_Short problem_
Filter these entries, keeping only lines that hold the word "bolt".
-- -- --
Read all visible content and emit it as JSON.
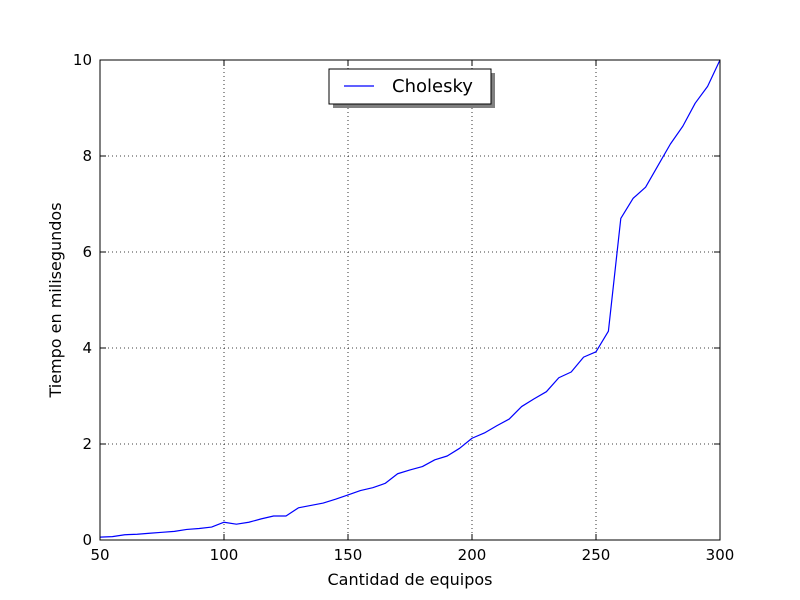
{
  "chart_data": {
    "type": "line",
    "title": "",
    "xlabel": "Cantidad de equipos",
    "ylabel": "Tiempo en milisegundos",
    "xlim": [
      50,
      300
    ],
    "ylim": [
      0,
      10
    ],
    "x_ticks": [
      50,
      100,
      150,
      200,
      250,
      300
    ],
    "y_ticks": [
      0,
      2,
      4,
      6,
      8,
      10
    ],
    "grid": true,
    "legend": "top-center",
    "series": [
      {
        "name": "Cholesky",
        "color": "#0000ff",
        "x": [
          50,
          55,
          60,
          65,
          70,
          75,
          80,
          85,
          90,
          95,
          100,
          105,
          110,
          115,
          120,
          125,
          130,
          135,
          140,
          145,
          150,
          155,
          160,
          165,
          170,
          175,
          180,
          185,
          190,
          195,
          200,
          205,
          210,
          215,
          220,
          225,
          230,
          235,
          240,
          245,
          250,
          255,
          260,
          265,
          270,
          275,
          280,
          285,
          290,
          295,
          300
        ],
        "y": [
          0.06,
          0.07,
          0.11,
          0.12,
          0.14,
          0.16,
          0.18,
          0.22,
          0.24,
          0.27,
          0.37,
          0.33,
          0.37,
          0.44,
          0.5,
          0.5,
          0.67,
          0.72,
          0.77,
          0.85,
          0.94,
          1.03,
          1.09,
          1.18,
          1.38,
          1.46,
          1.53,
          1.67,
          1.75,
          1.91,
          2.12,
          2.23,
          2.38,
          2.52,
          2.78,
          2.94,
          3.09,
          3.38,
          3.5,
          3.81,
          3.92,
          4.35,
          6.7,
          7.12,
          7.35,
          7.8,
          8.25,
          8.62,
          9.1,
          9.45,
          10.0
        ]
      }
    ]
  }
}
-- -- --
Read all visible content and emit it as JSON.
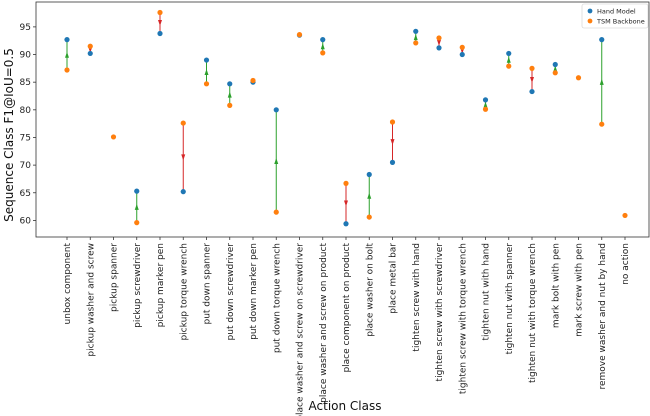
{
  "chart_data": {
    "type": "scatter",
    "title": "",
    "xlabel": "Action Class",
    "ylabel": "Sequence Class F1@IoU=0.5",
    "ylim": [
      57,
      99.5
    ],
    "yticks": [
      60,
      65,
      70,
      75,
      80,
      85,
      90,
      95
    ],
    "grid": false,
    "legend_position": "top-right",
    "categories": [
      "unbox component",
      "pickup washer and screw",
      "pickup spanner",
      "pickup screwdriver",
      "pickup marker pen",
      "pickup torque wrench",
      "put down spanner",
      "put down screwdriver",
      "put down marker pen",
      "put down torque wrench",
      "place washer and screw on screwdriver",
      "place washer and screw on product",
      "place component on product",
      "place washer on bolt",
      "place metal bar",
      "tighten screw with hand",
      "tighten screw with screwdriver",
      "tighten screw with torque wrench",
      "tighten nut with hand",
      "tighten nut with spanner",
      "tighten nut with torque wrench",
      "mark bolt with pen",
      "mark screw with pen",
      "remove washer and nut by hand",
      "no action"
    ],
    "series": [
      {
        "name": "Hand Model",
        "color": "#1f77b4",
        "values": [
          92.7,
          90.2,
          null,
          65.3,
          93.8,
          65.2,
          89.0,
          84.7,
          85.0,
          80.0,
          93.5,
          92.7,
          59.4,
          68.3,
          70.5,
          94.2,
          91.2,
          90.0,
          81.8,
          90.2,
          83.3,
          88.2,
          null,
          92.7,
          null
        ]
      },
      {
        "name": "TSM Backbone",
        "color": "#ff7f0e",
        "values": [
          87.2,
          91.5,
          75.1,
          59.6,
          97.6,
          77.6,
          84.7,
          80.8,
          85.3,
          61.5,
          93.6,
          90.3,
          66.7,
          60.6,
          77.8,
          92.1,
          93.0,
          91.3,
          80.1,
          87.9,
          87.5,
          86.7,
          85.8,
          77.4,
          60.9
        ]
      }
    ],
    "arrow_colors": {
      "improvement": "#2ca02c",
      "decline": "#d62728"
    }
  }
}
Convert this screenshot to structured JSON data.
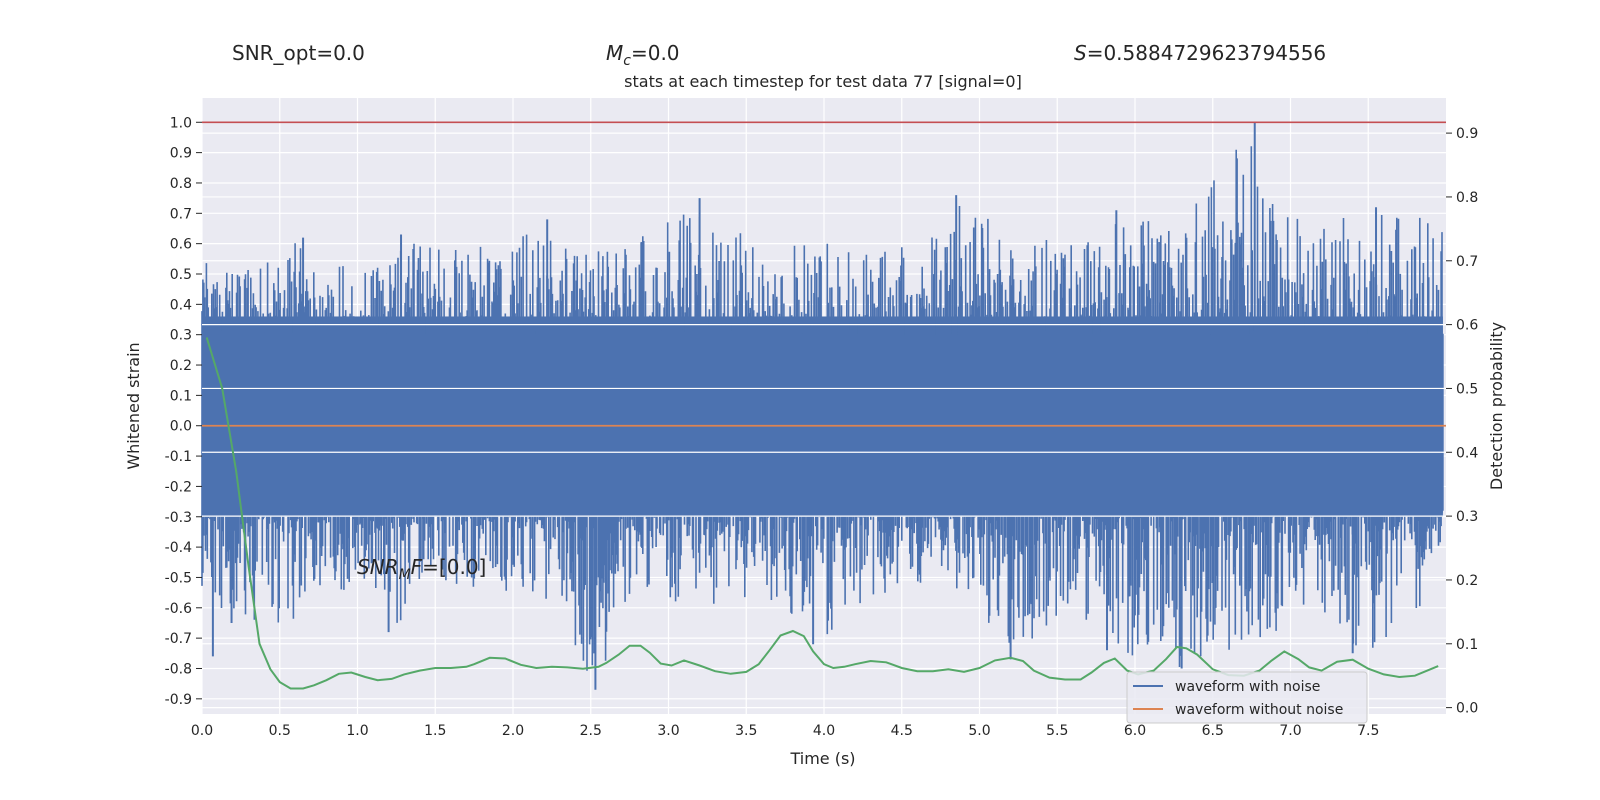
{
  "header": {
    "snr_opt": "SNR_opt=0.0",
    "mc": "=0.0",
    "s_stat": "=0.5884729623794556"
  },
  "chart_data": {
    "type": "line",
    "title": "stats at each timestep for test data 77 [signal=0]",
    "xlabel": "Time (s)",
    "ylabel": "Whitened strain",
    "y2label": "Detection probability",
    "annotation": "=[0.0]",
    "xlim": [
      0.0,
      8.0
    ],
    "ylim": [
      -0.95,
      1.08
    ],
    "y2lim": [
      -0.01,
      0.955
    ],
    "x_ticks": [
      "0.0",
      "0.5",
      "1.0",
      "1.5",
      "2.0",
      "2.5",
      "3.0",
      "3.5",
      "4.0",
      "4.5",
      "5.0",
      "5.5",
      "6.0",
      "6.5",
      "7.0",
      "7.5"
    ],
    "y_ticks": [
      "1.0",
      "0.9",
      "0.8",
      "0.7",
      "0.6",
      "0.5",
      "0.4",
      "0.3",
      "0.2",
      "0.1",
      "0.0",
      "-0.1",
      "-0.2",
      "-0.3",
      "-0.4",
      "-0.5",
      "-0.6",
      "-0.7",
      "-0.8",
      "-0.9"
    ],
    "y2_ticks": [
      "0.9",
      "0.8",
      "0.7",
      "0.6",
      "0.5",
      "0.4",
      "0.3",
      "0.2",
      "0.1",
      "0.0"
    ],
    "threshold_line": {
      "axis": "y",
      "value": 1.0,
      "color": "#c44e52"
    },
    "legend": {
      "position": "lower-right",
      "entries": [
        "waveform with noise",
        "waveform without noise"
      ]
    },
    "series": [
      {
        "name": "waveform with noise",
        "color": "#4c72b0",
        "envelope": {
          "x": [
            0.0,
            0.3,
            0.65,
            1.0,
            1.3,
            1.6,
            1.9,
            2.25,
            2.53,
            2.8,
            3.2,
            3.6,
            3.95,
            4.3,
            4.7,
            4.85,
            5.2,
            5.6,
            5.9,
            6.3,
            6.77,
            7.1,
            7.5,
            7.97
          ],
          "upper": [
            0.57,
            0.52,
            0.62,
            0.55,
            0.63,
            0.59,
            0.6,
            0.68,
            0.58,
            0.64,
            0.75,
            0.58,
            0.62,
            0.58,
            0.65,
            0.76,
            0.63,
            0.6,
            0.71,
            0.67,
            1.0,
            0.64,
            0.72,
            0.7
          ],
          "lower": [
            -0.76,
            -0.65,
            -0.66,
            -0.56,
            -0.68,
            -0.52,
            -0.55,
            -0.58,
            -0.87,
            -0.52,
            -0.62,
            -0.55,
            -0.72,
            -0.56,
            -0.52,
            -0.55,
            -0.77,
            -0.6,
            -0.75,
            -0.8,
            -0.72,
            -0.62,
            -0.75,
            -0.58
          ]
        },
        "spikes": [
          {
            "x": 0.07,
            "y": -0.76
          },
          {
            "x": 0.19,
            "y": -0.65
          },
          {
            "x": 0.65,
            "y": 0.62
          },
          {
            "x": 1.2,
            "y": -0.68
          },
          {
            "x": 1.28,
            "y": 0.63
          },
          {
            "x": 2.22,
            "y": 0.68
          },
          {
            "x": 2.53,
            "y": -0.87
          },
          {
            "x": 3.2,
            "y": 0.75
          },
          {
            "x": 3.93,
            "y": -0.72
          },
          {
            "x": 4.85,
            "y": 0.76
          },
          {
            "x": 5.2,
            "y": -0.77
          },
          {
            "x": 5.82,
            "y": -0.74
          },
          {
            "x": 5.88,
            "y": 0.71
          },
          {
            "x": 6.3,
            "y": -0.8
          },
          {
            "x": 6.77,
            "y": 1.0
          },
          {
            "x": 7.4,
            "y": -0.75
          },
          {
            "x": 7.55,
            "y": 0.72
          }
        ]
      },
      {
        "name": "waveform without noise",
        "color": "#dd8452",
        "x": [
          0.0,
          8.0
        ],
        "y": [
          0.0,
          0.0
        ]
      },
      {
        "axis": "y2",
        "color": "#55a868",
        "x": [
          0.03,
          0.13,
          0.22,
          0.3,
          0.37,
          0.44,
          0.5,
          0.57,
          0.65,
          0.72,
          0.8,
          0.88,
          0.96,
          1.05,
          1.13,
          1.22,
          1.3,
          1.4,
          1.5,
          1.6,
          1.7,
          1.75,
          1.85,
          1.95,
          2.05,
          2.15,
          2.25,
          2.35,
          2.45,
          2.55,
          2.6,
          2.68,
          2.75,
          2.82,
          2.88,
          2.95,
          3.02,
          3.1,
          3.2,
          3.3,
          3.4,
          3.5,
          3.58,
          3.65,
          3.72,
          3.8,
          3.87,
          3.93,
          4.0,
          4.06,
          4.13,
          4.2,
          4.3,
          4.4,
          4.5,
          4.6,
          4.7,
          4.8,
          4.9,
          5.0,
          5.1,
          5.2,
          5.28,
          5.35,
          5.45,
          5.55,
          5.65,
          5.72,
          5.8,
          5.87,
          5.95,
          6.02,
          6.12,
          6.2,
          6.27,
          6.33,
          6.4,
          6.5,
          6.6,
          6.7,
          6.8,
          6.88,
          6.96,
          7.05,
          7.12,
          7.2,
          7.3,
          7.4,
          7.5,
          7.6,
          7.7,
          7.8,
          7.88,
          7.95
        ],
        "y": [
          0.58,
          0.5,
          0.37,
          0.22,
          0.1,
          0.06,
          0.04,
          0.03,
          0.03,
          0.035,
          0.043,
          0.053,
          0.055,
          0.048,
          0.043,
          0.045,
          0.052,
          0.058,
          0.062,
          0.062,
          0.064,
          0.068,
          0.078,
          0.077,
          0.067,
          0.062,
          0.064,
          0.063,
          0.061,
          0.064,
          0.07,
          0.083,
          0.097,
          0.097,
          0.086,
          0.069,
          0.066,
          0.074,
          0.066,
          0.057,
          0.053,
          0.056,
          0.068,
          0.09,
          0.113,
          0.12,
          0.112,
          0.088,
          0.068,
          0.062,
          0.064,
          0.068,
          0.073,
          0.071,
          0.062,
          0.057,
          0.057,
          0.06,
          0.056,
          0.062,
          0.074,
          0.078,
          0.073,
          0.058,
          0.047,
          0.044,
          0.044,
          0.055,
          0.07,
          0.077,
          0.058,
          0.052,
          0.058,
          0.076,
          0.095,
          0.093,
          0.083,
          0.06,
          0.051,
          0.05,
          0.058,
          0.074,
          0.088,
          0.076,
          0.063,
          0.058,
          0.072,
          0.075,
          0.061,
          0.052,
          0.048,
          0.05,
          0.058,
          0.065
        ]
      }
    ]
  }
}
-- -- --
_Answer below_
      "place washer on bolt",
      "mark bolt with pen",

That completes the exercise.